▶ [Set problem]
Please recast the stretch of records from the line containing "list-item-text: When using" through the line containing "Decompose this screenshot" as a Markdown table with the columns Row and Line, skipping any blank lines.

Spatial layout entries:
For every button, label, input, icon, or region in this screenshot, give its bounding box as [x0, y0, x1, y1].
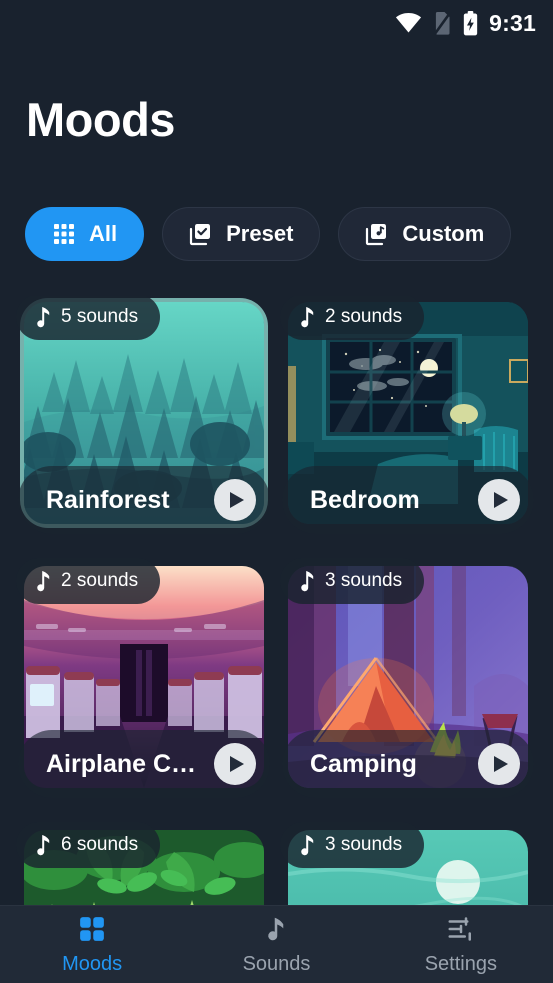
bottom-navigation: Moods Sounds Settings — [0, 905, 553, 983]
page-title: Moods — [26, 93, 175, 146]
no-sim-icon — [433, 11, 453, 35]
music-note-icon — [298, 834, 315, 856]
sound-count-badge: 3 sounds — [280, 558, 425, 604]
status-bar: 9:31 — [0, 0, 553, 46]
nav-item-sounds[interactable]: Sounds — [184, 906, 368, 983]
sound-count-badge: 6 sounds — [16, 822, 161, 868]
app-screen: 9:31 Moods All Preset Custom 5 sounds Ra… — [0, 0, 553, 983]
play-icon[interactable] — [214, 479, 256, 521]
music-note-icon — [34, 306, 51, 328]
sound-count-badge: 2 sounds — [280, 296, 425, 340]
filter-chip-custom[interactable]: Custom — [338, 207, 512, 261]
sound-count-badge: 5 sounds — [16, 296, 161, 340]
sliders-icon — [446, 914, 476, 944]
music-note-icon — [298, 570, 315, 592]
nav-item-label: Settings — [424, 952, 497, 975]
sound-count-badge: 3 sounds — [280, 822, 425, 868]
grid-icon — [77, 914, 107, 944]
sound-count-label: 5 sounds — [61, 306, 139, 327]
nav-item-settings[interactable]: Settings — [369, 906, 553, 983]
music-note-icon — [298, 306, 315, 328]
filter-chip-label: Custom — [402, 221, 485, 246]
mood-card-rainforest[interactable]: 5 sounds Rainforest — [16, 296, 270, 534]
play-icon[interactable] — [214, 743, 256, 785]
filter-chip-preset[interactable]: Preset — [162, 207, 321, 261]
nav-item-label: Sounds — [242, 952, 311, 975]
mood-card-camping[interactable]: 3 sounds Camping — [280, 558, 534, 798]
mood-title: Bedroom — [310, 485, 420, 514]
wifi-icon — [395, 13, 422, 33]
mood-grid: 5 sounds Rainforest 2 sounds Bedroom 2 s… — [0, 296, 553, 906]
nav-item-label: Moods — [62, 952, 123, 975]
sound-count-label: 2 sounds — [325, 306, 403, 327]
library-music-icon — [365, 222, 389, 246]
sound-count-label: 6 sounds — [61, 834, 139, 855]
mood-title-bar: Airplane C… — [18, 730, 270, 798]
mood-title: Camping — [310, 749, 417, 778]
mood-title-bar: Bedroom — [282, 466, 534, 534]
filter-chip-group: All Preset Custom — [25, 207, 512, 261]
filter-chip-label: All — [89, 221, 118, 246]
mood-title-bar: Rainforest — [18, 466, 270, 534]
play-icon[interactable] — [478, 479, 520, 521]
music-note-icon — [261, 914, 291, 944]
grid-icon — [52, 222, 76, 246]
battery-charging-icon — [463, 10, 478, 36]
music-note-icon — [34, 570, 51, 592]
filter-chip-all[interactable]: All — [25, 207, 145, 261]
library-check-icon — [189, 222, 213, 246]
filter-chip-label: Preset — [226, 221, 294, 246]
play-icon[interactable] — [478, 743, 520, 785]
mood-card-jungle[interactable]: 6 sounds — [16, 822, 264, 906]
mood-card-airplane[interactable]: 2 sounds Airplane C… — [16, 558, 270, 798]
nav-item-moods[interactable]: Moods — [0, 906, 184, 983]
mood-title: Rainforest — [46, 485, 170, 514]
mood-title-bar: Camping — [282, 730, 534, 798]
sound-count-label: 3 sounds — [325, 834, 403, 855]
sound-count-label: 3 sounds — [325, 570, 403, 591]
mood-card-bedroom[interactable]: 2 sounds Bedroom — [280, 296, 534, 534]
status-bar-time: 9:31 — [489, 9, 536, 36]
sound-count-badge: 2 sounds — [16, 558, 161, 604]
sound-count-label: 2 sounds — [61, 570, 139, 591]
music-note-icon — [34, 834, 51, 856]
mood-card-sky[interactable]: 3 sounds — [280, 822, 528, 906]
mood-title: Airplane C… — [46, 749, 197, 778]
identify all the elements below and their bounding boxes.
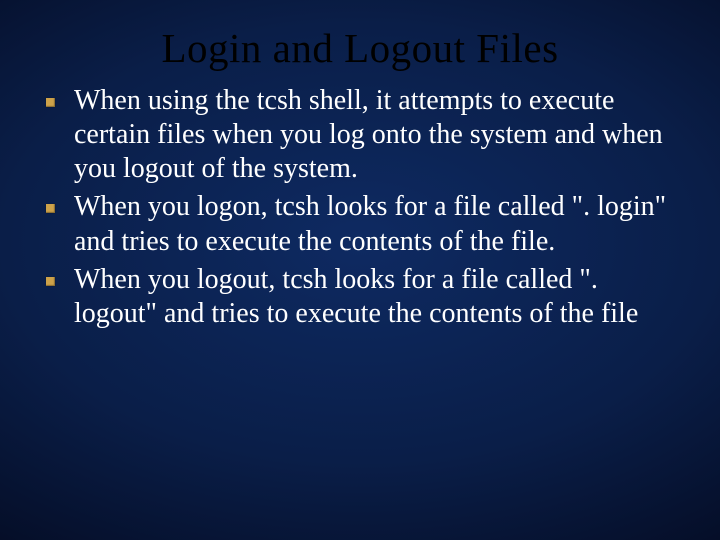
list-item-text: When using the tcsh shell, it attempts t…	[74, 85, 663, 184]
square-bullet-icon	[46, 98, 55, 107]
list-item-text: When you logout, tcsh looks for a file c…	[74, 264, 638, 329]
slide: Login and Logout Files When using the tc…	[0, 0, 720, 540]
slide-title: Login and Logout Files	[38, 24, 682, 72]
bullet-list: When using the tcsh shell, it attempts t…	[38, 84, 682, 331]
list-item: When you logout, tcsh looks for a file c…	[40, 263, 676, 331]
square-bullet-icon	[46, 204, 55, 213]
list-item-text: When you logon, tcsh looks for a file ca…	[74, 191, 666, 256]
list-item: When using the tcsh shell, it attempts t…	[40, 84, 676, 186]
square-bullet-icon	[46, 277, 55, 286]
list-item: When you logon, tcsh looks for a file ca…	[40, 190, 676, 258]
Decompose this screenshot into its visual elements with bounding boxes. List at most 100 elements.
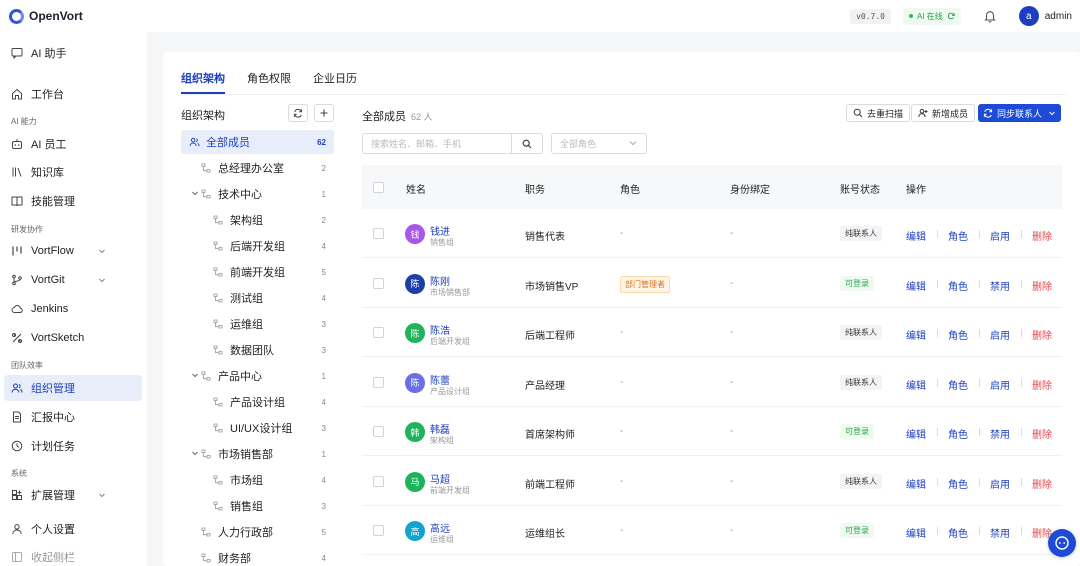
table-row[interactable]: 陈陈刚 市场销售部 市场销售VP 部门管理者 - 可登录 编辑 角色 禁用 删除 bbox=[362, 259, 1062, 308]
tree-node[interactable]: 技术中心 1 bbox=[181, 182, 334, 206]
disable-button[interactable]: 禁用 bbox=[990, 525, 1010, 540]
sidebar-item-org[interactable]: 组织管理 bbox=[4, 375, 142, 401]
role-button[interactable]: 角色 bbox=[948, 228, 968, 243]
select-all-checkbox[interactable] bbox=[373, 182, 384, 193]
add-member-button[interactable]: 新增成员 bbox=[911, 104, 976, 122]
tree-node[interactable]: 架构组 2 bbox=[181, 208, 334, 232]
sidebar-item-ai-staff[interactable]: AI 员工 bbox=[4, 131, 142, 157]
search-button[interactable] bbox=[511, 133, 543, 154]
sidebar-item-jenkins[interactable]: Jenkins bbox=[4, 296, 142, 322]
disable-button[interactable]: 禁用 bbox=[990, 278, 1010, 293]
edit-button[interactable]: 编辑 bbox=[906, 327, 926, 342]
bell-icon[interactable] bbox=[983, 9, 997, 23]
row-checkbox[interactable] bbox=[373, 277, 384, 289]
delete-button[interactable]: 删除 bbox=[1032, 278, 1052, 293]
tree-refresh-button[interactable] bbox=[288, 104, 308, 122]
sidebar-item-workbench[interactable]: 工作台 bbox=[4, 81, 142, 107]
member-name[interactable]: 陈刚 bbox=[430, 273, 450, 288]
tree-node[interactable]: 财务部 4 bbox=[181, 546, 334, 566]
sidebar-item-reports[interactable]: 汇报中心 bbox=[4, 404, 142, 430]
edit-button[interactable]: 编辑 bbox=[906, 278, 926, 293]
tab-role-permissions[interactable]: 角色权限 bbox=[247, 70, 291, 94]
tab-org-structure[interactable]: 组织架构 bbox=[181, 70, 225, 94]
row-checkbox[interactable] bbox=[373, 228, 384, 239]
user-avatar[interactable]: a bbox=[1018, 6, 1039, 26]
delete-button[interactable]: 删除 bbox=[1032, 426, 1052, 441]
sidebar-item-vortsketch[interactable]: VortSketch bbox=[4, 325, 142, 351]
sidebar-item-ai-assistant[interactable]: AI 助手 bbox=[4, 40, 142, 66]
role-button[interactable]: 角色 bbox=[948, 476, 968, 491]
delete-button[interactable]: 删除 bbox=[1032, 377, 1052, 392]
sidebar-item-vortflow[interactable]: VortFlow bbox=[4, 238, 142, 264]
ai-status-badge[interactable]: AI 在线 bbox=[902, 7, 961, 25]
app-logo[interactable]: OpenVort bbox=[9, 8, 83, 24]
member-name[interactable]: 高远 bbox=[430, 520, 450, 535]
enable-button[interactable]: 启用 bbox=[990, 228, 1010, 243]
enable-button[interactable]: 启用 bbox=[990, 377, 1010, 392]
row-checkbox[interactable] bbox=[373, 426, 384, 437]
table-row[interactable]: 韩韩磊 架构组 首席架构师 - - 可登录 编辑 角色 禁用 删除 bbox=[362, 407, 1062, 456]
role-button[interactable]: 角色 bbox=[948, 377, 968, 392]
sidebar-item-scheduled-tasks[interactable]: 计划任务 bbox=[4, 433, 142, 459]
member-name[interactable]: 韩磊 bbox=[430, 421, 450, 436]
chevron-down-icon[interactable] bbox=[191, 189, 201, 199]
tree-node[interactable]: 产品中心 1 bbox=[181, 364, 334, 388]
row-checkbox[interactable] bbox=[373, 327, 384, 338]
chevron-down-icon[interactable] bbox=[1048, 109, 1056, 117]
edit-button[interactable]: 编辑 bbox=[906, 525, 926, 540]
disable-button[interactable]: 禁用 bbox=[990, 426, 1010, 441]
tree-node[interactable]: 总经理办公室 2 bbox=[181, 156, 334, 180]
member-search-input[interactable] bbox=[362, 133, 512, 154]
role-button[interactable]: 角色 bbox=[948, 327, 968, 342]
tree-node[interactable]: 数据团队 3 bbox=[181, 338, 334, 362]
tree-node[interactable]: 市场销售部 1 bbox=[181, 442, 334, 466]
sidebar-item-vortgit[interactable]: VortGit bbox=[4, 267, 142, 293]
sidebar-collapse-button[interactable]: 收起侧栏 bbox=[4, 544, 142, 566]
row-checkbox[interactable] bbox=[373, 525, 384, 536]
member-name[interactable]: 陈浩 bbox=[430, 322, 450, 337]
sidebar-item-personal-settings[interactable]: 个人设置 bbox=[4, 516, 142, 542]
row-checkbox[interactable] bbox=[373, 475, 384, 487]
sidebar-item-skills[interactable]: 技能管理 bbox=[4, 188, 142, 214]
enable-button[interactable]: 启用 bbox=[990, 327, 1010, 342]
role-button[interactable]: 角色 bbox=[948, 278, 968, 293]
tree-node[interactable]: 运维组 3 bbox=[181, 312, 334, 336]
tree-node[interactable]: 前端开发组 5 bbox=[181, 260, 334, 284]
table-row[interactable]: 钱钱进 销售组 销售代表 - - 纯联系人 编辑 角色 启用 删除 bbox=[362, 209, 1062, 258]
role-button[interactable]: 角色 bbox=[948, 525, 968, 540]
member-name[interactable]: 钱进 bbox=[430, 223, 450, 238]
tree-node[interactable]: 测试组 4 bbox=[181, 286, 334, 310]
member-name[interactable]: 陈蕾 bbox=[430, 372, 450, 387]
user-name[interactable]: admin bbox=[1045, 11, 1072, 22]
tree-node[interactable]: 后端开发组 4 bbox=[181, 234, 334, 258]
table-row[interactable]: 高高远 运维组 运维组长 - - 可登录 编辑 角色 禁用 删除 bbox=[362, 506, 1062, 555]
edit-button[interactable]: 编辑 bbox=[906, 228, 926, 243]
chevron-down-icon[interactable] bbox=[191, 371, 201, 381]
tree-add-button[interactable] bbox=[314, 104, 334, 122]
table-row[interactable]: 陈陈蕾 产品设计组 产品经理 - - 纯联系人 编辑 角色 启用 删除 bbox=[362, 358, 1062, 407]
tree-node[interactable]: UI/UX设计组 3 bbox=[181, 416, 334, 440]
tree-node[interactable]: 销售组 3 bbox=[181, 494, 334, 518]
member-name[interactable]: 马超 bbox=[430, 471, 450, 486]
tab-company-calendar[interactable]: 企业日历 bbox=[313, 70, 357, 94]
edit-button[interactable]: 编辑 bbox=[906, 377, 926, 392]
tree-node[interactable]: 产品设计组 4 bbox=[181, 390, 334, 414]
tree-node[interactable]: 市场组 4 bbox=[181, 468, 334, 492]
chevron-down-icon[interactable] bbox=[191, 449, 201, 459]
table-row[interactable]: 马马超 前端开发组 前端工程师 - - 纯联系人 编辑 角色 启用 删除 bbox=[362, 457, 1062, 506]
role-filter-select[interactable]: 全部角色 bbox=[551, 133, 647, 154]
edit-button[interactable]: 编辑 bbox=[906, 426, 926, 441]
edit-button[interactable]: 编辑 bbox=[906, 476, 926, 491]
sync-contacts-button[interactable]: 同步联系人 bbox=[978, 104, 1061, 122]
table-row[interactable]: 陈陈浩 后端开发组 后端工程师 - - 纯联系人 编辑 角色 启用 删除 bbox=[362, 308, 1062, 357]
row-checkbox[interactable] bbox=[373, 376, 384, 388]
delete-button[interactable]: 删除 bbox=[1032, 228, 1052, 243]
ai-assistant-float-button[interactable] bbox=[1048, 529, 1076, 557]
tree-node[interactable]: 全部成员 62 bbox=[181, 130, 334, 154]
dedupe-scan-button[interactable]: 去重扫描 bbox=[846, 104, 911, 122]
delete-button[interactable]: 删除 bbox=[1032, 327, 1052, 342]
enable-button[interactable]: 启用 bbox=[990, 476, 1010, 491]
sidebar-item-knowledge[interactable]: 知识库 bbox=[4, 159, 142, 185]
tree-node[interactable]: 人力行政部 5 bbox=[181, 520, 334, 544]
delete-button[interactable]: 删除 bbox=[1032, 476, 1052, 491]
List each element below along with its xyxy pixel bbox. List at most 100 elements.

▶ [Response]
| Row | Line |
|---|---|
| 1 | list-item-text: When using the tcsh shell, it attempts t…	[74, 85, 663, 184] |
| 2 | square-bullet-icon	[46, 98, 55, 107] |
| 3 | list-item-text: When you logout, tcsh looks for a file c…	[74, 264, 638, 329] |
| 4 | slide: Login and Logout Files When using the tc…	[0, 0, 720, 540] |
| 5 | slide-title: Login and Logout Files	[38, 24, 682, 72] |
| 6 | bullet-list: When using the tcsh shell, it attempts t…	[38, 84, 682, 331] |
| 7 | list-item: When you logout, tcsh looks for a file c…	[40, 263, 676, 331] |
| 8 | square-bullet-icon	[46, 204, 55, 213] |
| 9 | list-item-text: When you logon, tcsh looks for a file ca…	[74, 191, 666, 256] |
| 10 | list-item: When using the tcsh shell, it attempts t…	[40, 84, 676, 186] |
| 11 | square-bullet-icon	[46, 277, 55, 286] |
| 12 | list-item: When you logon, tcsh looks for a file ca…	[40, 190, 676, 258] |
| 13 | Decompose this screenshot into its visual elements with bounding boxes. List at most 100 elements. |